> AIM OF THE TASK: Below is some material; set it all down exactly, apart from the pictures.

□ □ □ □

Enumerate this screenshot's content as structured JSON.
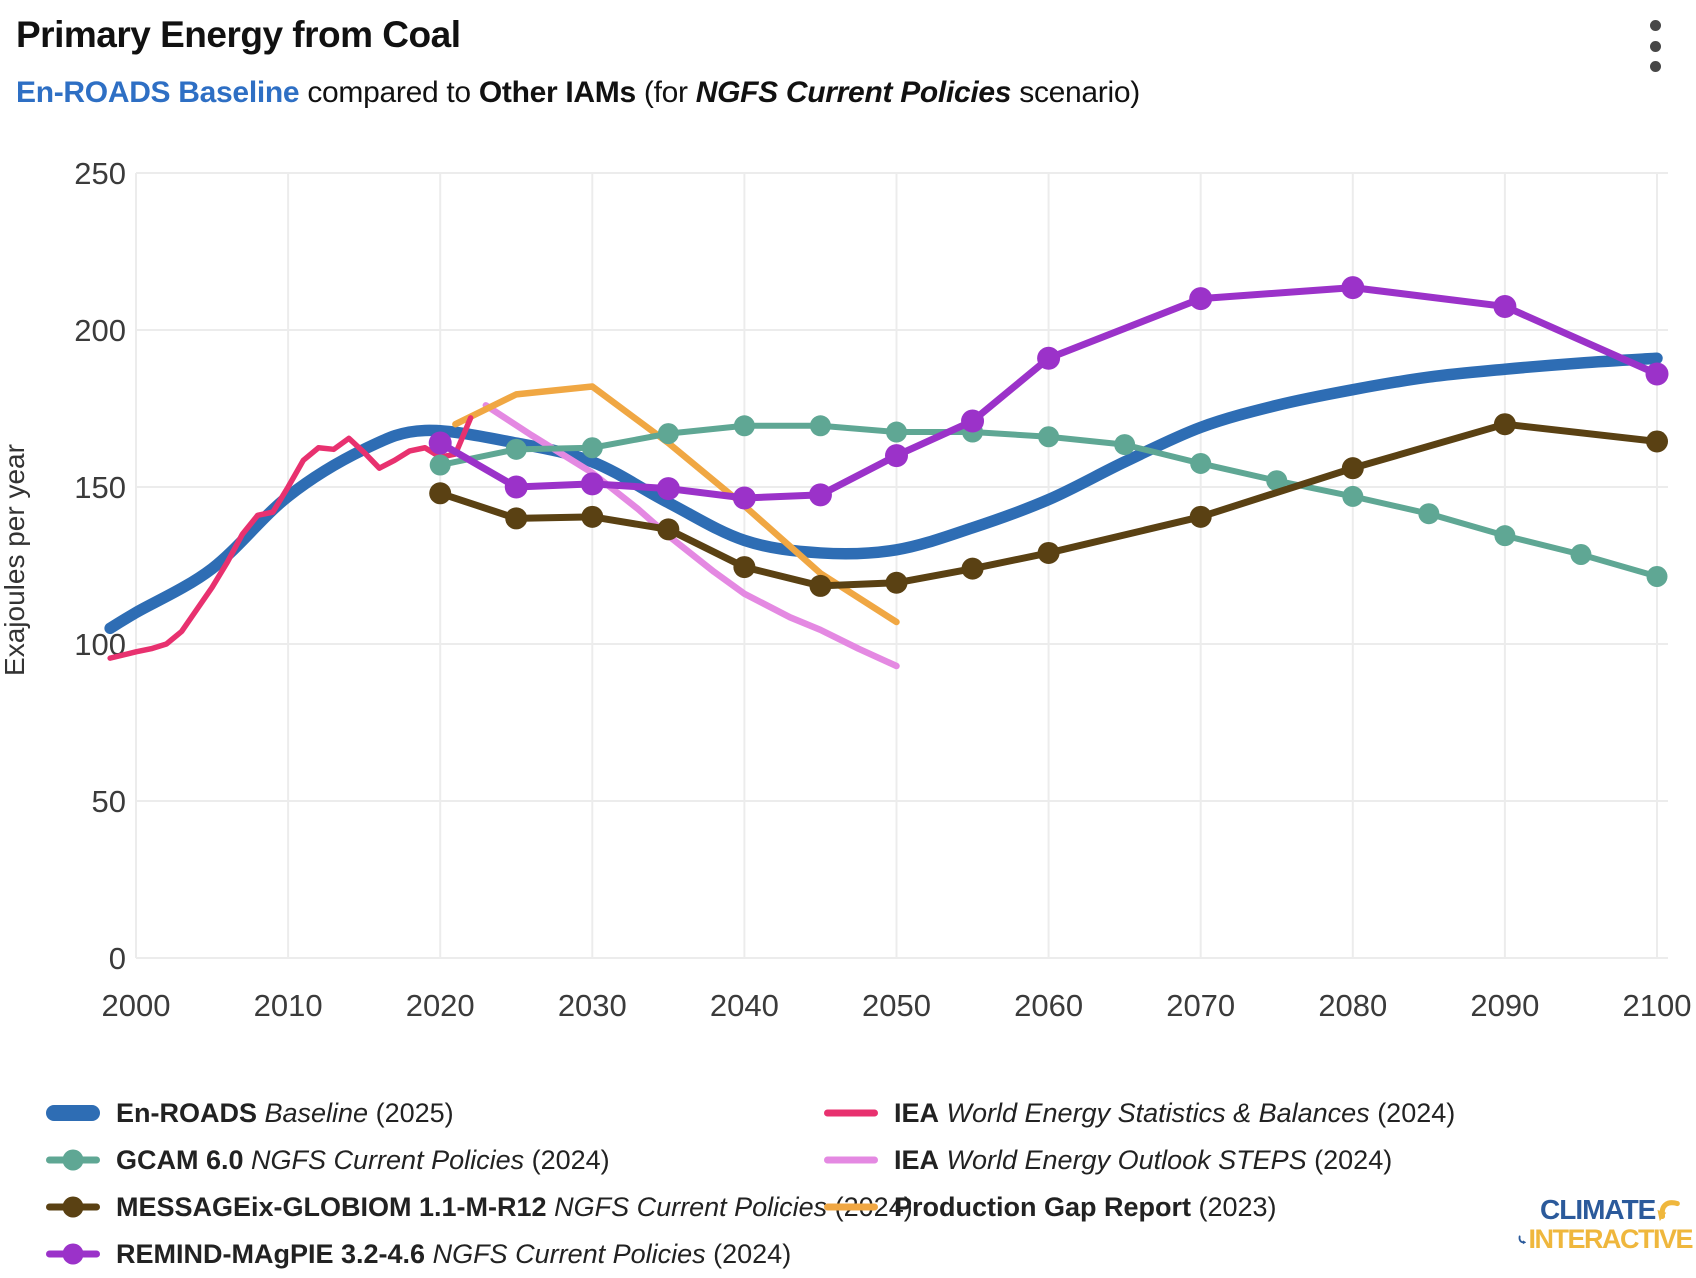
{
  "header": {
    "title": "Primary Energy from Coal",
    "subtitle": {
      "series_name": "En-ROADS Baseline",
      "middle": " compared to ",
      "group": "Other IAMs",
      "for_open": " (for ",
      "scenario": "NGFS Current Policies",
      "close": " scenario)"
    }
  },
  "colors": {
    "en_roads_blue": "#2e6db4",
    "gcam_teal": "#5fa794",
    "message_brown": "#5a4113",
    "remind_purple": "#9b32c9",
    "iea_pink": "#e8316f",
    "iea_violet": "#e489e2",
    "prodgap_orange": "#f0a743",
    "grid": "#ececec",
    "tick_text": "#3b3b3b",
    "subtitle_blue": "#2e6fc4",
    "logo_blue": "#2b5a9b",
    "logo_yellow": "#efb73d"
  },
  "chart_data": {
    "type": "line",
    "title": "Primary Energy from Coal",
    "xlabel": "",
    "ylabel": "Exajoules per year",
    "xlim": [
      1998.3,
      2100
    ],
    "ylim": [
      0,
      250
    ],
    "xticks": [
      2000,
      2010,
      2020,
      2030,
      2040,
      2050,
      2060,
      2070,
      2080,
      2090,
      2100
    ],
    "yticks": [
      0,
      50,
      100,
      150,
      200,
      250
    ],
    "grid": true,
    "legend_position": "bottom",
    "series": [
      {
        "id": "en_roads",
        "legend": {
          "name": "En-ROADS",
          "scenario": "Baseline",
          "year": "(2025)",
          "column": 1
        },
        "color": "#2e6db4",
        "line_width": 11.5,
        "markers": false,
        "marker_r": 0,
        "smooth": true,
        "swatch": "thick",
        "points": [
          [
            1998.3,
            105
          ],
          [
            2000,
            110
          ],
          [
            2005,
            124
          ],
          [
            2010,
            147
          ],
          [
            2015,
            162
          ],
          [
            2019,
            168
          ],
          [
            2025,
            164
          ],
          [
            2030,
            158
          ],
          [
            2035,
            145
          ],
          [
            2040,
            133
          ],
          [
            2045,
            129
          ],
          [
            2050,
            130
          ],
          [
            2055,
            137
          ],
          [
            2060,
            146
          ],
          [
            2065,
            158
          ],
          [
            2070,
            169
          ],
          [
            2075,
            176
          ],
          [
            2080,
            181
          ],
          [
            2085,
            185
          ],
          [
            2090,
            187.5
          ],
          [
            2095,
            189.5
          ],
          [
            2100,
            191
          ]
        ]
      },
      {
        "id": "iea_stats",
        "legend": {
          "name": "IEA",
          "scenario": "World Energy Statistics & Balances",
          "year": "(2024)",
          "column": 2
        },
        "color": "#e8316f",
        "line_width": 5.5,
        "markers": false,
        "marker_r": 0,
        "smooth": false,
        "swatch": "line",
        "points": [
          [
            1998.3,
            95.5
          ],
          [
            2000,
            97.5
          ],
          [
            2001,
            98.5
          ],
          [
            2002,
            100
          ],
          [
            2003,
            104
          ],
          [
            2004,
            111
          ],
          [
            2005,
            118
          ],
          [
            2006,
            126
          ],
          [
            2007,
            135
          ],
          [
            2008,
            141
          ],
          [
            2009,
            142
          ],
          [
            2010,
            150
          ],
          [
            2011,
            158.5
          ],
          [
            2012,
            162.5
          ],
          [
            2013,
            162
          ],
          [
            2014,
            165.5
          ],
          [
            2015,
            161
          ],
          [
            2016,
            156
          ],
          [
            2017,
            158.5
          ],
          [
            2018,
            161.5
          ],
          [
            2019,
            162.5
          ],
          [
            2020,
            159.5
          ],
          [
            2021,
            160.5
          ],
          [
            2022,
            172
          ]
        ]
      },
      {
        "id": "iea_steps",
        "legend": {
          "name": "IEA",
          "scenario": "World Energy Outlook STEPS",
          "year": "(2024)",
          "column": 2
        },
        "color": "#e489e2",
        "line_width": 6.5,
        "markers": false,
        "marker_r": 0,
        "smooth": false,
        "swatch": "line",
        "points": [
          [
            2023,
            176
          ],
          [
            2026,
            166.5
          ],
          [
            2030,
            154.5
          ],
          [
            2033,
            143
          ],
          [
            2035,
            134.5
          ],
          [
            2038,
            123
          ],
          [
            2040,
            116
          ],
          [
            2043,
            108.5
          ],
          [
            2045,
            104.5
          ],
          [
            2047.5,
            98.5
          ],
          [
            2050,
            93
          ]
        ]
      },
      {
        "id": "prod_gap",
        "legend": {
          "name": "Production Gap Report",
          "scenario": "",
          "year": "(2023)",
          "column": 2
        },
        "color": "#f0a743",
        "line_width": 6.5,
        "markers": false,
        "marker_r": 0,
        "smooth": false,
        "swatch": "line",
        "points": [
          [
            2021,
            170
          ],
          [
            2025,
            179.5
          ],
          [
            2030,
            182
          ],
          [
            2035,
            164
          ],
          [
            2040,
            144
          ],
          [
            2045,
            122.5
          ],
          [
            2050,
            107
          ]
        ]
      },
      {
        "id": "gcam",
        "legend": {
          "name": "GCAM 6.0",
          "scenario": "NGFS Current Policies",
          "year": "(2024)",
          "column": 1
        },
        "color": "#5fa794",
        "line_width": 6,
        "markers": true,
        "marker_r": 10.5,
        "smooth": false,
        "swatch": "line-dot",
        "points": [
          [
            2020,
            157
          ],
          [
            2025,
            162
          ],
          [
            2030,
            162.5
          ],
          [
            2035,
            167
          ],
          [
            2040,
            169.5
          ],
          [
            2045,
            169.5
          ],
          [
            2050,
            167.5
          ],
          [
            2055,
            167.5
          ],
          [
            2060,
            166
          ],
          [
            2065,
            163.5
          ],
          [
            2070,
            157.5
          ],
          [
            2075,
            152
          ],
          [
            2080,
            147
          ],
          [
            2085,
            141.5
          ],
          [
            2090,
            134.5
          ],
          [
            2095,
            128.5
          ],
          [
            2100,
            121.5
          ]
        ]
      },
      {
        "id": "message",
        "legend": {
          "name": "MESSAGEix-GLOBIOM 1.1-M-R12",
          "scenario": "NGFS Current Policies",
          "year": "(2024)",
          "column": 1
        },
        "color": "#5a4113",
        "line_width": 7,
        "markers": true,
        "marker_r": 11,
        "smooth": false,
        "swatch": "line-dot",
        "points": [
          [
            2020,
            148
          ],
          [
            2025,
            140
          ],
          [
            2030,
            140.5
          ],
          [
            2035,
            136.5
          ],
          [
            2040,
            124.5
          ],
          [
            2045,
            118.5
          ],
          [
            2050,
            119.5
          ],
          [
            2055,
            124
          ],
          [
            2060,
            129
          ],
          [
            2070,
            140.5
          ],
          [
            2080,
            156
          ],
          [
            2090,
            170
          ],
          [
            2100,
            164.5
          ]
        ]
      },
      {
        "id": "remind",
        "legend": {
          "name": "REMIND-MAgPIE 3.2-4.6",
          "scenario": "NGFS Current Policies",
          "year": "(2024)",
          "column": 1
        },
        "color": "#9b32c9",
        "line_width": 7,
        "markers": true,
        "marker_r": 11.5,
        "smooth": false,
        "swatch": "line-dot",
        "points": [
          [
            2020,
            164
          ],
          [
            2025,
            150
          ],
          [
            2030,
            151
          ],
          [
            2035,
            149.5
          ],
          [
            2040,
            146.5
          ],
          [
            2045,
            147.5
          ],
          [
            2050,
            160
          ],
          [
            2055,
            171
          ],
          [
            2060,
            191
          ],
          [
            2070,
            210
          ],
          [
            2080,
            213.5
          ],
          [
            2090,
            207.5
          ],
          [
            2100,
            186
          ]
        ]
      }
    ]
  },
  "logo": {
    "line1": "CLIMATE",
    "line2": "INTERACTIVE"
  }
}
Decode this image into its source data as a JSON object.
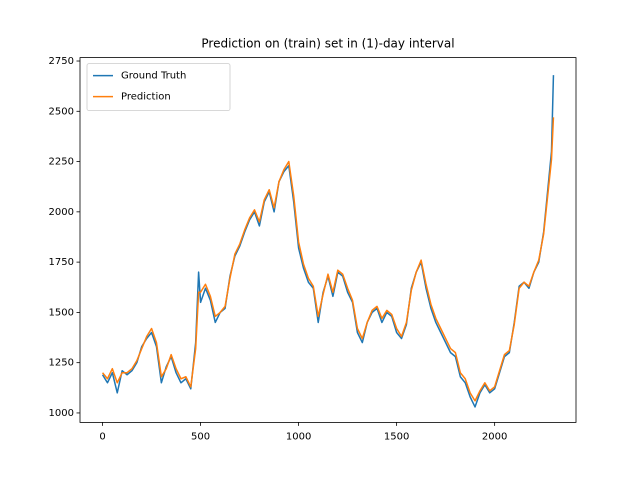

□ □ □ □

> ANSWER TO THE PROBLEM:
Enumerate this screenshot's content as structured JSON.
{
  "header": {
    "title": "Primary Energy from Coal",
    "subtitle": {
      "series_name": "En-ROADS Baseline",
      "middle": " compared to ",
      "group": "Other IAMs",
      "for_open": " (for ",
      "scenario": "NGFS Current Policies",
      "close": " scenario)"
    }
  },
  "colors": {
    "en_roads_blue": "#2e6db4",
    "gcam_teal": "#5fa794",
    "message_brown": "#5a4113",
    "remind_purple": "#9b32c9",
    "iea_pink": "#e8316f",
    "iea_violet": "#e489e2",
    "prodgap_orange": "#f0a743",
    "grid": "#ececec",
    "tick_text": "#3b3b3b",
    "subtitle_blue": "#2e6fc4",
    "logo_blue": "#2b5a9b",
    "logo_yellow": "#efb73d"
  },
  "chart_data": {
    "type": "line",
    "title": "Primary Energy from Coal",
    "xlabel": "",
    "ylabel": "Exajoules per year",
    "xlim": [
      1998.3,
      2100
    ],
    "ylim": [
      0,
      250
    ],
    "xticks": [
      2000,
      2010,
      2020,
      2030,
      2040,
      2050,
      2060,
      2070,
      2080,
      2090,
      2100
    ],
    "yticks": [
      0,
      50,
      100,
      150,
      200,
      250
    ],
    "grid": true,
    "legend_position": "bottom",
    "series": [
      {
        "id": "en_roads",
        "legend": {
          "name": "En-ROADS",
          "scenario": "Baseline",
          "year": "(2025)",
          "column": 1
        },
        "color": "#2e6db4",
        "line_width": 11.5,
        "markers": false,
        "marker_r": 0,
        "smooth": true,
        "swatch": "thick",
        "points": [
          [
            1998.3,
            105
          ],
          [
            2000,
            110
          ],
          [
            2005,
            124
          ],
          [
            2010,
            147
          ],
          [
            2015,
            162
          ],
          [
            2019,
            168
          ],
          [
            2025,
            164
          ],
          [
            2030,
            158
          ],
          [
            2035,
            145
          ],
          [
            2040,
            133
          ],
          [
            2045,
            129
          ],
          [
            2050,
            130
          ],
          [
            2055,
            137
          ],
          [
            2060,
            146
          ],
          [
            2065,
            158
          ],
          [
            2070,
            169
          ],
          [
            2075,
            176
          ],
          [
            2080,
            181
          ],
          [
            2085,
            185
          ],
          [
            2090,
            187.5
          ],
          [
            2095,
            189.5
          ],
          [
            2100,
            191
          ]
        ]
      },
      {
        "id": "iea_stats",
        "legend": {
          "name": "IEA",
          "scenario": "World Energy Statistics & Balances",
          "year": "(2024)",
          "column": 2
        },
        "color": "#e8316f",
        "line_width": 5.5,
        "markers": false,
        "marker_r": 0,
        "smooth": false,
        "swatch": "line",
        "points": [
          [
            1998.3,
            95.5
          ],
          [
            2000,
            97.5
          ],
          [
            2001,
            98.5
          ],
          [
            2002,
            100
          ],
          [
            2003,
            104
          ],
          [
            2004,
            111
          ],
          [
            2005,
            118
          ],
          [
            2006,
            126
          ],
          [
            2007,
            135
          ],
          [
            2008,
            141
          ],
          [
            2009,
            142
          ],
          [
            2010,
            150
          ],
          [
            2011,
            158.5
          ],
          [
            2012,
            162.5
          ],
          [
            2013,
            162
          ],
          [
            2014,
            165.5
          ],
          [
            2015,
            161
          ],
          [
            2016,
            156
          ],
          [
            2017,
            158.5
          ],
          [
            2018,
            161.5
          ],
          [
            2019,
            162.5
          ],
          [
            2020,
            159.5
          ],
          [
            2021,
            160.5
          ],
          [
            2022,
            172
          ]
        ]
      },
      {
        "id": "iea_steps",
        "legend": {
          "name": "IEA",
          "scenario": "World Energy Outlook STEPS",
          "year": "(2024)",
          "column": 2
        },
        "color": "#e489e2",
        "line_width": 6.5,
        "markers": false,
        "marker_r": 0,
        "smooth": false,
        "swatch": "line",
        "points": [
          [
            2023,
            176
          ],
          [
            2026,
            166.5
          ],
          [
            2030,
            154.5
          ],
          [
            2033,
            143
          ],
          [
            2035,
            134.5
          ],
          [
            2038,
            123
          ],
          [
            2040,
            116
          ],
          [
            2043,
            108.5
          ],
          [
            2045,
            104.5
          ],
          [
            2047.5,
            98.5
          ],
          [
            2050,
            93
          ]
        ]
      },
      {
        "id": "prod_gap",
        "legend": {
          "name": "Production Gap Report",
          "scenario": "",
          "year": "(2023)",
          "column": 2
        },
        "color": "#f0a743",
        "line_width": 6.5,
        "markers": false,
        "marker_r": 0,
        "smooth": false,
        "swatch": "line",
        "points": [
          [
            2021,
            170
          ],
          [
            2025,
            179.5
          ],
          [
            2030,
            182
          ],
          [
            2035,
            164
          ],
          [
            2040,
            144
          ],
          [
            2045,
            122.5
          ],
          [
            2050,
            107
          ]
        ]
      },
      {
        "id": "gcam",
        "legend": {
          "name": "GCAM 6.0",
          "scenario": "NGFS Current Policies",
          "year": "(2024)",
          "column": 1
        },
        "color": "#5fa794",
        "line_width": 6,
        "markers": true,
        "marker_r": 10.5,
        "smooth": false,
        "swatch": "line-dot",
        "points": [
          [
            2020,
            157
          ],
          [
            2025,
            162
          ],
          [
            2030,
            162.5
          ],
          [
            2035,
            167
          ],
          [
            2040,
            169.5
          ],
          [
            2045,
            169.5
          ],
          [
            2050,
            167.5
          ],
          [
            2055,
            167.5
          ],
          [
            2060,
            166
          ],
          [
            2065,
            163.5
          ],
          [
            2070,
            157.5
          ],
          [
            2075,
            152
          ],
          [
            2080,
            147
          ],
          [
            2085,
            141.5
          ],
          [
            2090,
            134.5
          ],
          [
            2095,
            128.5
          ],
          [
            2100,
            121.5
          ]
        ]
      },
      {
        "id": "message",
        "legend": {
          "name": "MESSAGEix-GLOBIOM 1.1-M-R12",
          "scenario": "NGFS Current Policies",
          "year": "(2024)",
          "column": 1
        },
        "color": "#5a4113",
        "line_width": 7,
        "markers": true,
        "marker_r": 11,
        "smooth": false,
        "swatch": "line-dot",
        "points": [
          [
            2020,
            148
          ],
          [
            2025,
            140
          ],
          [
            2030,
            140.5
          ],
          [
            2035,
            136.5
          ],
          [
            2040,
            124.5
          ],
          [
            2045,
            118.5
          ],
          [
            2050,
            119.5
          ],
          [
            2055,
            124
          ],
          [
            2060,
            129
          ],
          [
            2070,
            140.5
          ],
          [
            2080,
            156
          ],
          [
            2090,
            170
          ],
          [
            2100,
            164.5
          ]
        ]
      },
      {
        "id": "remind",
        "legend": {
          "name": "REMIND-MAgPIE 3.2-4.6",
          "scenario": "NGFS Current Policies",
          "year": "(2024)",
          "column": 1
        },
        "color": "#9b32c9",
        "line_width": 7,
        "markers": true,
        "marker_r": 11.5,
        "smooth": false,
        "swatch": "line-dot",
        "points": [
          [
            2020,
            164
          ],
          [
            2025,
            150
          ],
          [
            2030,
            151
          ],
          [
            2035,
            149.5
          ],
          [
            2040,
            146.5
          ],
          [
            2045,
            147.5
          ],
          [
            2050,
            160
          ],
          [
            2055,
            171
          ],
          [
            2060,
            191
          ],
          [
            2070,
            210
          ],
          [
            2080,
            213.5
          ],
          [
            2090,
            207.5
          ],
          [
            2100,
            186
          ]
        ]
      }
    ]
  },
  "logo": {
    "line1": "CLIMATE",
    "line2": "INTERACTIVE"
  }
}
Decode this image into its source data as a JSON object.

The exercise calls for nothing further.